Page text:
When the root cause is found, it is eliminated, and the process goes on.  The CAPA is closed and everyone waits for the next crisis or problem that needs to be fixed.  Right?

But root cause elimination, although a worthy corrective objective, does not appear to be sufficient as a preventive action.  One should consider how the root cause is to be eliminated.  And one should consider whether the manner and means of root cause elimination might lead to other failure modes.

The first consideration, how to eliminate a root cause, is a decision.  Decision analysis can be used to improve the process of choosing between multiple remediation options.  When there are multiple good options for fixing a problem, or perhaps a series of “less bad” options, it’s a good idea to do some analysis. 

First, the decision should be defined.  The required objectives that the remediation option must meet should be listed.  These should be specific and measureable.  Each option for addressing the problem should also be listed, and the “features” of each option listed, so there is little uncertainty about the option and its implementation.  Each option must fully meet all the required objectives, any option that partially addresses must be considered incomplete.  Any option that is incomplete should either 1) not be considered further, or 2) have elements added that allow the option to completely satisfy the required objectives.  All options that meet each of the required objectives is a “qualified option”.

There are often additional objectives that are less absolute that should be considered in choosing a remediation option.  These might be considered as differentiating objectives.  For example, cost may be a required objective (the remediation must be implemented within the current budget) and a differentiating objective (the least costly option, within the budget, is preferred).  These differentiating objectives should also be listed, and weighted according to their relative importance.  The objectives of all stake holders must be considered.  The weightings may be controversial among stakeholders, but with practice, an organization can learn to appropriately weight objectives. 
Qualified options can be scored according to the weighted differentiating objectives.  Each qualified option is ranked according to how it fulfills these objectives, and the score is multiplied by the weight.  The weighted scores are summed, and a “most preferred” option is identified as a result. 

But wait, there’s more.  A final check of failure modes should be made.  The last thing we want is to implement a remediation option that introduces more vulnerabilities into our systems.  A simple FMEA can be used for this.  If your organization routinely uses FMEAs and has standard criteria for scoring them, then you probably only need to perform one FMEA, and ensure no resulting risk priority numbers exceed the established threshold value for risk.  If your organization doesn’t have this experience, then you may have to perform a comparative FMEA on two or more qualified options, to gauge relative risk.

If your decision making is already perfect, then there is no need for this analysis.  Such excellent seat of the pants decision making would be useful for the rest of us to see!  For the rest of us, when new issues arise, the decision analysis can be revisited, and organizational assumptions revised, to improve the decision making in the future.  And it might be useful to have documented the options you considered, and how you selected among them.

Using the information:
a: Repeat the root cause remediation text starting at "When the root" and ending at "be fixed.  Right?", switching "crisis" to "emergency".
b: In the root cause remediation text, what is an option called when it meets each of the required objectives?

Record extracts:
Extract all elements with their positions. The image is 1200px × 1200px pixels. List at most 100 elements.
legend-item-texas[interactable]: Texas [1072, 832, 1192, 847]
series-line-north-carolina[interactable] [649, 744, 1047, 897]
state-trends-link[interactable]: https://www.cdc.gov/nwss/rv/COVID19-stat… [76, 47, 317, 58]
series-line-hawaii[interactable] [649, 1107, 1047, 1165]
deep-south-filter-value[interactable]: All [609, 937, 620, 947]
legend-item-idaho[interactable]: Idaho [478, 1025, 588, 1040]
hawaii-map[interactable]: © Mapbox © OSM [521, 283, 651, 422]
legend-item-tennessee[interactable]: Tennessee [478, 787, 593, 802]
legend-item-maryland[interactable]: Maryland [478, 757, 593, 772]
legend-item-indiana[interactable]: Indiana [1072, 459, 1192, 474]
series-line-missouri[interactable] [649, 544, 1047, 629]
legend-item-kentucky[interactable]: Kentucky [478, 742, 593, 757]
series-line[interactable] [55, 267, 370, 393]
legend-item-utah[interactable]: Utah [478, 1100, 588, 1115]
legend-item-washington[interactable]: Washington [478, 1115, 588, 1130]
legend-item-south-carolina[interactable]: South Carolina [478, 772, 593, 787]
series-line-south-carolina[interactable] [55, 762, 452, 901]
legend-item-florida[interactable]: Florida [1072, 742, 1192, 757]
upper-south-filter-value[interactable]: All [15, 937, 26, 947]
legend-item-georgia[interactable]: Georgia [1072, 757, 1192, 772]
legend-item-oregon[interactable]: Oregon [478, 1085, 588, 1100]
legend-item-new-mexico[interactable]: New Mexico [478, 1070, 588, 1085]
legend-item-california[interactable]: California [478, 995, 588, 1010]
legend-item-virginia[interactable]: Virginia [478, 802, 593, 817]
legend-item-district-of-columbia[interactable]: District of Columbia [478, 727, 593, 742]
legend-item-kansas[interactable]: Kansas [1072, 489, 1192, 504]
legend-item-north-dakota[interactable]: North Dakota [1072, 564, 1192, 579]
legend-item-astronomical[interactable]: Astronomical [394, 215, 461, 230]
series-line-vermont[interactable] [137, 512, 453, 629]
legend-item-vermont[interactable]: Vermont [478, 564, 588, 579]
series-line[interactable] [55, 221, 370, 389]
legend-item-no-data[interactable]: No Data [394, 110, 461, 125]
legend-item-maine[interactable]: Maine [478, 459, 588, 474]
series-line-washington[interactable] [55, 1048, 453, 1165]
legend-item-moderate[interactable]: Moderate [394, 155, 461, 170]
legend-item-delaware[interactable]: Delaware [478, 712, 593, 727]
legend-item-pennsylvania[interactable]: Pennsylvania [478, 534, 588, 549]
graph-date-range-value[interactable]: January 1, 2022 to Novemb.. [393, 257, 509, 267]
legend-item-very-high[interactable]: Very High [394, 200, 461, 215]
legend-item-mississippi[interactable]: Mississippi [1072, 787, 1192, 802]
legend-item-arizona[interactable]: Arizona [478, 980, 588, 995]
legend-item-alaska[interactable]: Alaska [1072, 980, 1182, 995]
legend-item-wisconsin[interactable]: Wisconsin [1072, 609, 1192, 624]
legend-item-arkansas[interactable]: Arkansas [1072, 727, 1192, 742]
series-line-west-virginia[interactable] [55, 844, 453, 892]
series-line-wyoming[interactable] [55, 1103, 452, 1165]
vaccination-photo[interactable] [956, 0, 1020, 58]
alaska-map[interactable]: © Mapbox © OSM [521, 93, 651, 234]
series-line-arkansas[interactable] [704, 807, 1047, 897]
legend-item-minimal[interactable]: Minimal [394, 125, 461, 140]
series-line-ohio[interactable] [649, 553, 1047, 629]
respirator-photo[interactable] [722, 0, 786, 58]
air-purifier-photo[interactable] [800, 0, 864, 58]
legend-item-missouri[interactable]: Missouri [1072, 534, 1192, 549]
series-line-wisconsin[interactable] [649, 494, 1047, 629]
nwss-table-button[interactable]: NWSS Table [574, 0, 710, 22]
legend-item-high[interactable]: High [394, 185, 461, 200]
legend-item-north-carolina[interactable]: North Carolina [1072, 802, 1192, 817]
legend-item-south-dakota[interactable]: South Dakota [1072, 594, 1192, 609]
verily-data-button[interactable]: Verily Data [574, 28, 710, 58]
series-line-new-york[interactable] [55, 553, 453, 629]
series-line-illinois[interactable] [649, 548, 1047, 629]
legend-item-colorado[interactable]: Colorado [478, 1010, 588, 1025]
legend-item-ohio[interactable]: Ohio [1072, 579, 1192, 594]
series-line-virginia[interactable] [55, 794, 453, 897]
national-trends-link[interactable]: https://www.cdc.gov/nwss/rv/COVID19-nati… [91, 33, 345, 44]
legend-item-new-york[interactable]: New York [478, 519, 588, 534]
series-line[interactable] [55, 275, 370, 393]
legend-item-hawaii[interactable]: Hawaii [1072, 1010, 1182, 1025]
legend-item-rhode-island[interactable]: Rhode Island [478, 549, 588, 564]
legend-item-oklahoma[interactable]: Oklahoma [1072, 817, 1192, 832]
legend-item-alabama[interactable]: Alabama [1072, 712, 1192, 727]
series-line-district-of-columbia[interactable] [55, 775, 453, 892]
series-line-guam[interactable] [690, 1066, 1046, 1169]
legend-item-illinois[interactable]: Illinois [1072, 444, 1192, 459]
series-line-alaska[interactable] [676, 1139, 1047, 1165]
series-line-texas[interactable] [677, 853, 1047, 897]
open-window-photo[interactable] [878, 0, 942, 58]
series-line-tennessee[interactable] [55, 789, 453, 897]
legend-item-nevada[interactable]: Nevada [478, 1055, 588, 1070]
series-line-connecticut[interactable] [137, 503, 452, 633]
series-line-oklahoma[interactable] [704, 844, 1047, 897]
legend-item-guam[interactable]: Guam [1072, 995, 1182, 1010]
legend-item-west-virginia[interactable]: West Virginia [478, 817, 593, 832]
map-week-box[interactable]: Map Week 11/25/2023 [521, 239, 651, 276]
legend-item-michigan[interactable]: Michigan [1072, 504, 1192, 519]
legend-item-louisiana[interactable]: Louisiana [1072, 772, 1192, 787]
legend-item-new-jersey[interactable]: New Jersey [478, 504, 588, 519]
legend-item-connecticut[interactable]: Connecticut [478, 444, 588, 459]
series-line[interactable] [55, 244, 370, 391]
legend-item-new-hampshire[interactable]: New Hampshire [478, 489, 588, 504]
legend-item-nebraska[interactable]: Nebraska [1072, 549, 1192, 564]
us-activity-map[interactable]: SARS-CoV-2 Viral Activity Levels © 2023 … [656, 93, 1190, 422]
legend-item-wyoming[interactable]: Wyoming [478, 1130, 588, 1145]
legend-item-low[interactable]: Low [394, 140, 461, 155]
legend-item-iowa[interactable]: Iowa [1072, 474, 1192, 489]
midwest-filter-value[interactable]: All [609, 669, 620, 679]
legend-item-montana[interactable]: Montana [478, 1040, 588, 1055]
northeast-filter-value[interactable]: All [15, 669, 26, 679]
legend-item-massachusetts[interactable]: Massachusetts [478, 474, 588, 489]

Answers to each task:
a:
When the root cause is found, it is eliminated, and the process goes on.  The CAPA is closed and everyone waits for the next emergency or problem that needs to be fixed.  Right?

b: A "qualified option."